* WHAT THE TASK REQUIRES: Each line below that contains "will" counts once; report the total and nothing more.

* RECORDS TO PROCESS:
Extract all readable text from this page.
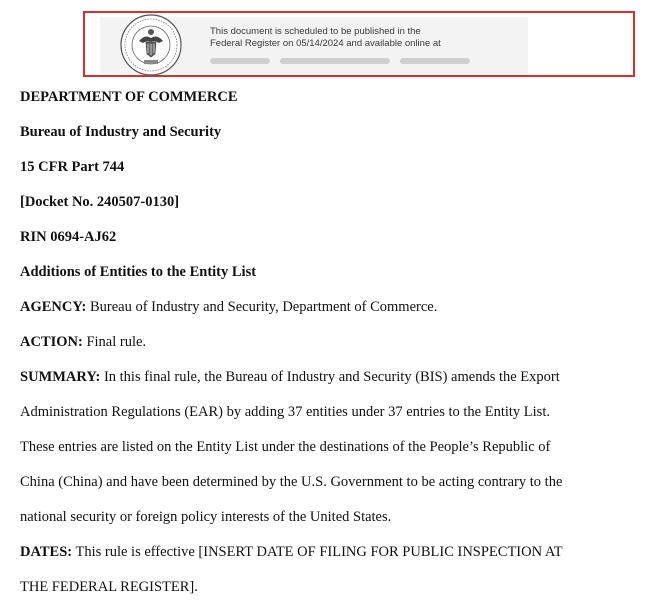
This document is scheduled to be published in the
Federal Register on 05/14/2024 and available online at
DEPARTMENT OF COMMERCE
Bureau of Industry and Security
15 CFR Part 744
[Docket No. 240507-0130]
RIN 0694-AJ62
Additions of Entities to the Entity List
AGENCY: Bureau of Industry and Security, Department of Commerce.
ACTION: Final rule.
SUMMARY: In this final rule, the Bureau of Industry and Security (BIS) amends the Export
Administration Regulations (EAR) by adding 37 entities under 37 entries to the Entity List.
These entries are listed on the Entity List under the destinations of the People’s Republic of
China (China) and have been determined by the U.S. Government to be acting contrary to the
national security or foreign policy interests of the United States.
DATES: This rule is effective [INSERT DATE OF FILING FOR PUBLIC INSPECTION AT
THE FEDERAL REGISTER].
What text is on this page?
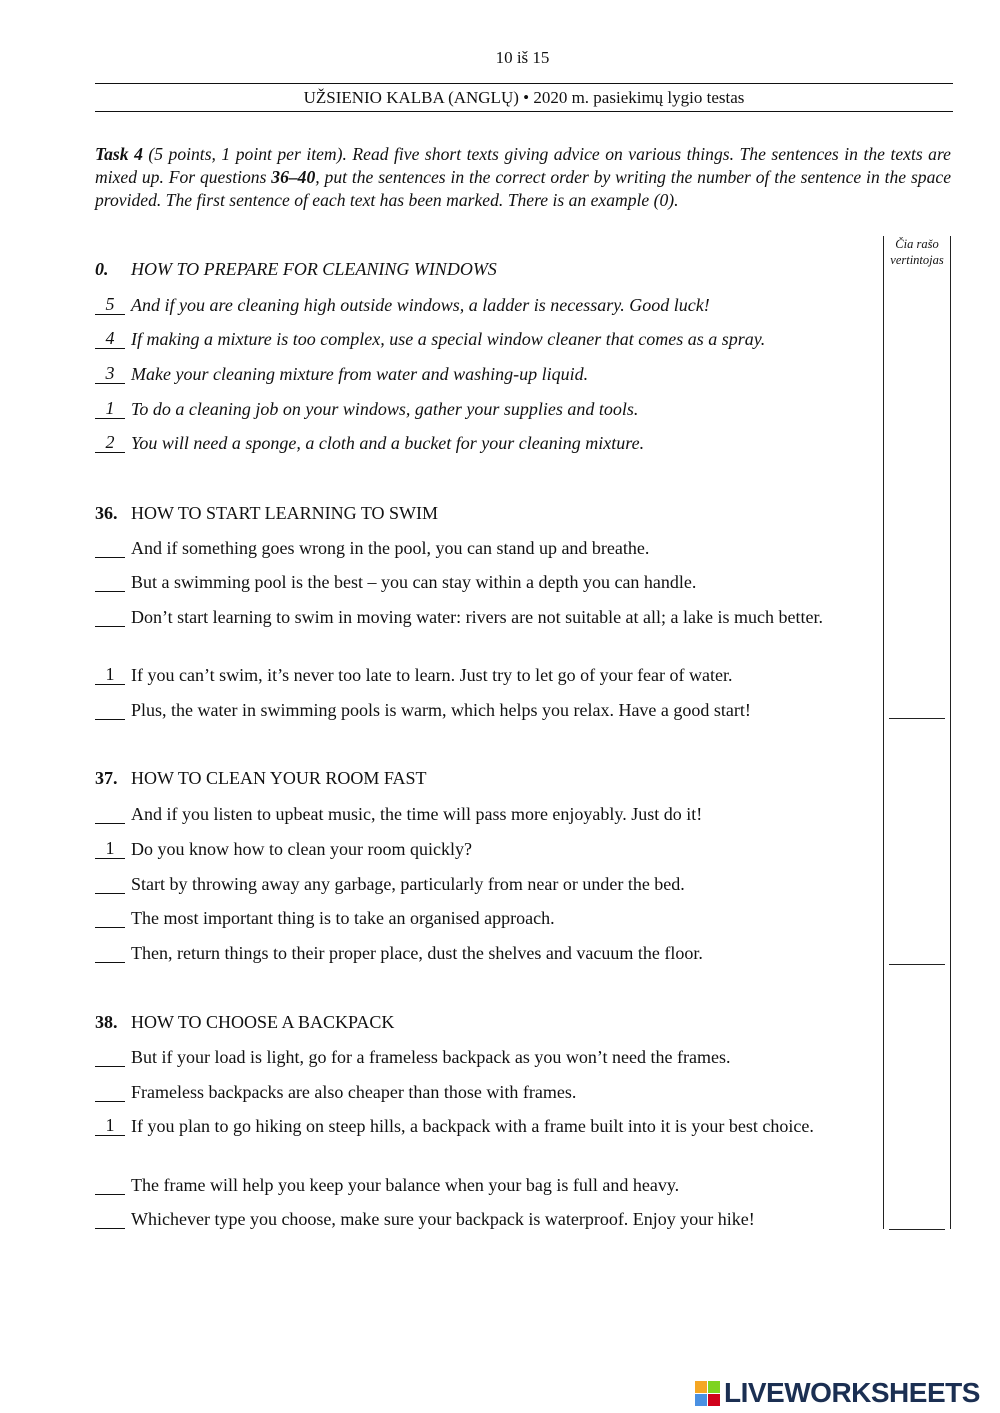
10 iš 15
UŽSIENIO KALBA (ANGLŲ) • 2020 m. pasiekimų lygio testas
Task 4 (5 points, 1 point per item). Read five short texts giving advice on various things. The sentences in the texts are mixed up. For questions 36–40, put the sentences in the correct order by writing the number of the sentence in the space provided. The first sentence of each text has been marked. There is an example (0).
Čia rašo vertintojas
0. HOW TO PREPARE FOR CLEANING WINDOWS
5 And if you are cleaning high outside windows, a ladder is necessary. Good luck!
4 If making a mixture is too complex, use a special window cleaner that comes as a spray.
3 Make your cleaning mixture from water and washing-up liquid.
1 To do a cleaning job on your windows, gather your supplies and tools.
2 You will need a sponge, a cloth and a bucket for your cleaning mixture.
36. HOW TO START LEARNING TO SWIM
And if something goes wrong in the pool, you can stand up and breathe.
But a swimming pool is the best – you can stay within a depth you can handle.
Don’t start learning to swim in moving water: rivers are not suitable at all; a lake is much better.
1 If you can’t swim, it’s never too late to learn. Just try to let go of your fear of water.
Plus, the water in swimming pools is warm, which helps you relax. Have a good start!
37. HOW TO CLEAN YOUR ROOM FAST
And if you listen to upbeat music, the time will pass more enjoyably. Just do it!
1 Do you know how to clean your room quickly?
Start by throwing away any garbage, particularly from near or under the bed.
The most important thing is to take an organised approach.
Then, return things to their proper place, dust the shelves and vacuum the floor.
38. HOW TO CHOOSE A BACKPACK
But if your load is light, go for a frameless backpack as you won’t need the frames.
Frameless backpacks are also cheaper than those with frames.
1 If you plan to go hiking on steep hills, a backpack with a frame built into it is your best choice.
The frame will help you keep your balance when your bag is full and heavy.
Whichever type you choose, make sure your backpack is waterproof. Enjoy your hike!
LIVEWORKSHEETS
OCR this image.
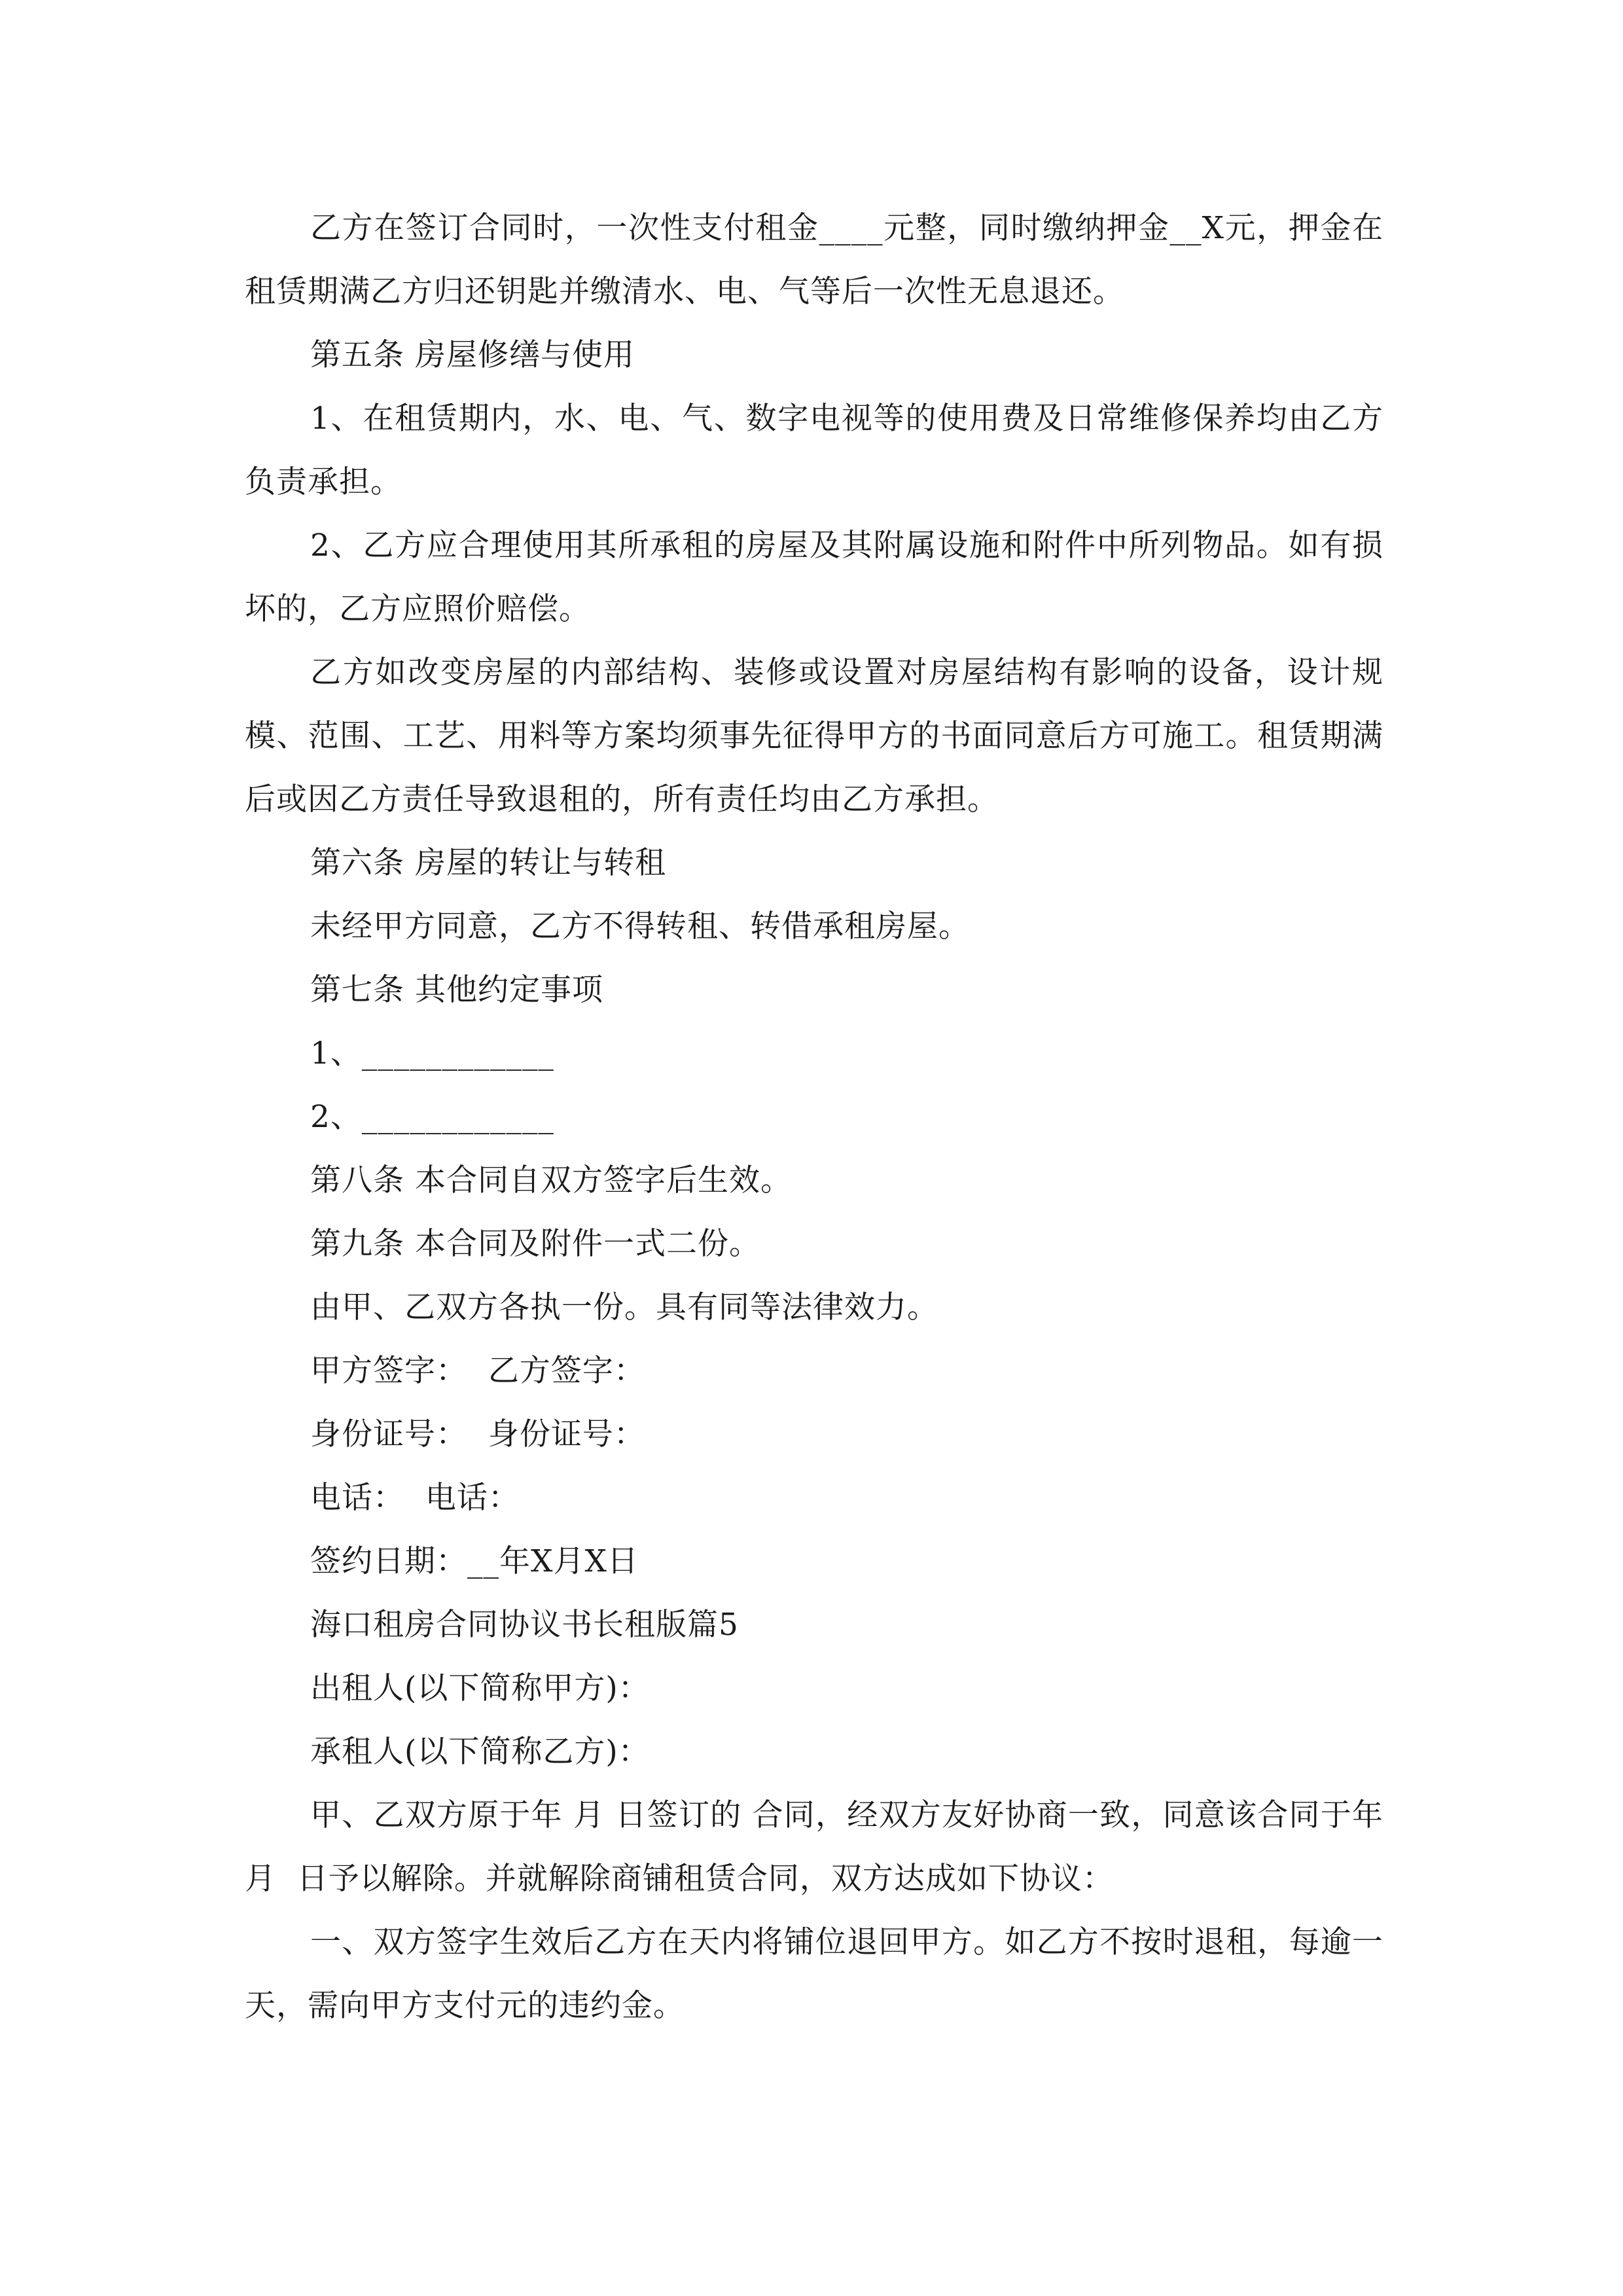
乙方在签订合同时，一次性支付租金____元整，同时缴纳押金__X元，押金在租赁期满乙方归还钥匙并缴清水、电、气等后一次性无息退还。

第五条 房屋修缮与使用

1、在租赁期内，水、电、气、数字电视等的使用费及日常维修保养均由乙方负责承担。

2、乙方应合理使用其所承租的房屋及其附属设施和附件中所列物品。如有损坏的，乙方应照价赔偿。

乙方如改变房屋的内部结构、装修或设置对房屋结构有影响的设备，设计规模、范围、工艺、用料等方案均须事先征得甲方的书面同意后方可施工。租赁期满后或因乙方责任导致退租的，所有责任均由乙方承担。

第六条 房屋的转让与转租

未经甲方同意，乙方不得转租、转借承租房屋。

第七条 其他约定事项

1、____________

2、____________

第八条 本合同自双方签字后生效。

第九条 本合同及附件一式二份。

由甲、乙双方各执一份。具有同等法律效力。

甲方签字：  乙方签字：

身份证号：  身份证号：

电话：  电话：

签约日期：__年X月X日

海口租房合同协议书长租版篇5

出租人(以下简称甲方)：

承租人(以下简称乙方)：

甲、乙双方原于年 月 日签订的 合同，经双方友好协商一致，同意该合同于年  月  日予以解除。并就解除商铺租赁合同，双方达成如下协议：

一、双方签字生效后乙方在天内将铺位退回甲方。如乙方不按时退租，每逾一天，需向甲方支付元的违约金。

* WRITTEN SOLUTION: 3